*YOUR OBJECTIVE:*
Extract, from the records beneath this instruction, each line that contains the word "color".

*THE INPUT:*
* * * * * * * * *

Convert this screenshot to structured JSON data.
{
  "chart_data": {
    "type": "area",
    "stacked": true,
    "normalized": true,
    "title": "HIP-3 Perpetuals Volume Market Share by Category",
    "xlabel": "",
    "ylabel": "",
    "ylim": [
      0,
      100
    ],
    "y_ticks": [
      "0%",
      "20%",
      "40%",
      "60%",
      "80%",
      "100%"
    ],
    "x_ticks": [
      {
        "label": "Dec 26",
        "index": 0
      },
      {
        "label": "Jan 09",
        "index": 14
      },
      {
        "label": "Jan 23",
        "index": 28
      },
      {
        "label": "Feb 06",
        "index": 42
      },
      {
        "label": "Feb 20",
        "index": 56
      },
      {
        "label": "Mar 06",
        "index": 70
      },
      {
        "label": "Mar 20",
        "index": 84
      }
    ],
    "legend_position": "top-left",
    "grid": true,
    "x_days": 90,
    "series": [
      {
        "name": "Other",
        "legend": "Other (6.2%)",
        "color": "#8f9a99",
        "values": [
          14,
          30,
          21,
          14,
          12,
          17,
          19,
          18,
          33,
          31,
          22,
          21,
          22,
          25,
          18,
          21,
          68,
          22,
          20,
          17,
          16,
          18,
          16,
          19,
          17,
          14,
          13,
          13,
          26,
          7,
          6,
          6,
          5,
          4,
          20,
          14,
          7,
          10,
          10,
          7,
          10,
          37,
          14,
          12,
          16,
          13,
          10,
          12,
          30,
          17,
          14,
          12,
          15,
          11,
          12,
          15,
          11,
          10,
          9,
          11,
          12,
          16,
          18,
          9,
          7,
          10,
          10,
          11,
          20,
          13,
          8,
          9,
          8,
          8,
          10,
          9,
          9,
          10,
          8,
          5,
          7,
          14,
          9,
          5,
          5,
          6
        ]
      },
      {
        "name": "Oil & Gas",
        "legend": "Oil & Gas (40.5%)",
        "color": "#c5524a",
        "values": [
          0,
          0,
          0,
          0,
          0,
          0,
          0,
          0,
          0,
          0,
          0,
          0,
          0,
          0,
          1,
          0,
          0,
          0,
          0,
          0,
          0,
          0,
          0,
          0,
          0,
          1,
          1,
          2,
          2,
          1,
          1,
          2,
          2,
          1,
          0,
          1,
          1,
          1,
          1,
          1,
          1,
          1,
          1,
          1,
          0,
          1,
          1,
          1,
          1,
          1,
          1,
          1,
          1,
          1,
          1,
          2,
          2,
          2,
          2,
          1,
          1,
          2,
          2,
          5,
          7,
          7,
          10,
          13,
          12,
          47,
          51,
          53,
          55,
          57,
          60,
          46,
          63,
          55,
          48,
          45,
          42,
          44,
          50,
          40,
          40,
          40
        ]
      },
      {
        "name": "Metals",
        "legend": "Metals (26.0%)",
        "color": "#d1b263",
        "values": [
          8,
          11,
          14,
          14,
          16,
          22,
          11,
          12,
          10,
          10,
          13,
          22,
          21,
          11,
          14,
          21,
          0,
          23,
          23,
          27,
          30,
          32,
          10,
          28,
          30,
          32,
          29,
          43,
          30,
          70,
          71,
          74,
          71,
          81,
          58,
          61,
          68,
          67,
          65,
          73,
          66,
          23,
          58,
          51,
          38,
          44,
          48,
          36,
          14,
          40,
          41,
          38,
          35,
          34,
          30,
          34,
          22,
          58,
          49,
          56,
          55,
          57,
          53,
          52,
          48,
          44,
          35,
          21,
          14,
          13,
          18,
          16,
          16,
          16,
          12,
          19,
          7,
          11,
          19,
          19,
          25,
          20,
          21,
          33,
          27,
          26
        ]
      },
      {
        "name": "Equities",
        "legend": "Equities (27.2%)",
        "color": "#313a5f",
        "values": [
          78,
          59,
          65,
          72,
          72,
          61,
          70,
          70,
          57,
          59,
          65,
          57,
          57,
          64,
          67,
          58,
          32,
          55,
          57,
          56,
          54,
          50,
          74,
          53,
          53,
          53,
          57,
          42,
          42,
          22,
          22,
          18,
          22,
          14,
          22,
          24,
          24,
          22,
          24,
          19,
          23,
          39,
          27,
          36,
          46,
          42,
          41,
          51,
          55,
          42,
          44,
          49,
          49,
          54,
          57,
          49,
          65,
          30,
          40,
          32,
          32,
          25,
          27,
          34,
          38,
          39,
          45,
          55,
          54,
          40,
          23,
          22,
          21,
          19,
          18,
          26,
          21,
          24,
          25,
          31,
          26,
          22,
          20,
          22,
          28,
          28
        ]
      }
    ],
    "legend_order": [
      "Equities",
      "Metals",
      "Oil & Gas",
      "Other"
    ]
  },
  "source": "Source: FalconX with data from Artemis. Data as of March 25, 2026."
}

* * * * * * * * *

*OUTPUT OF THE EXERCISE:*
        "color": "#8f9a99",
        "color": "#c5524a",
        "color": "#d1b263",
        "color": "#313a5f",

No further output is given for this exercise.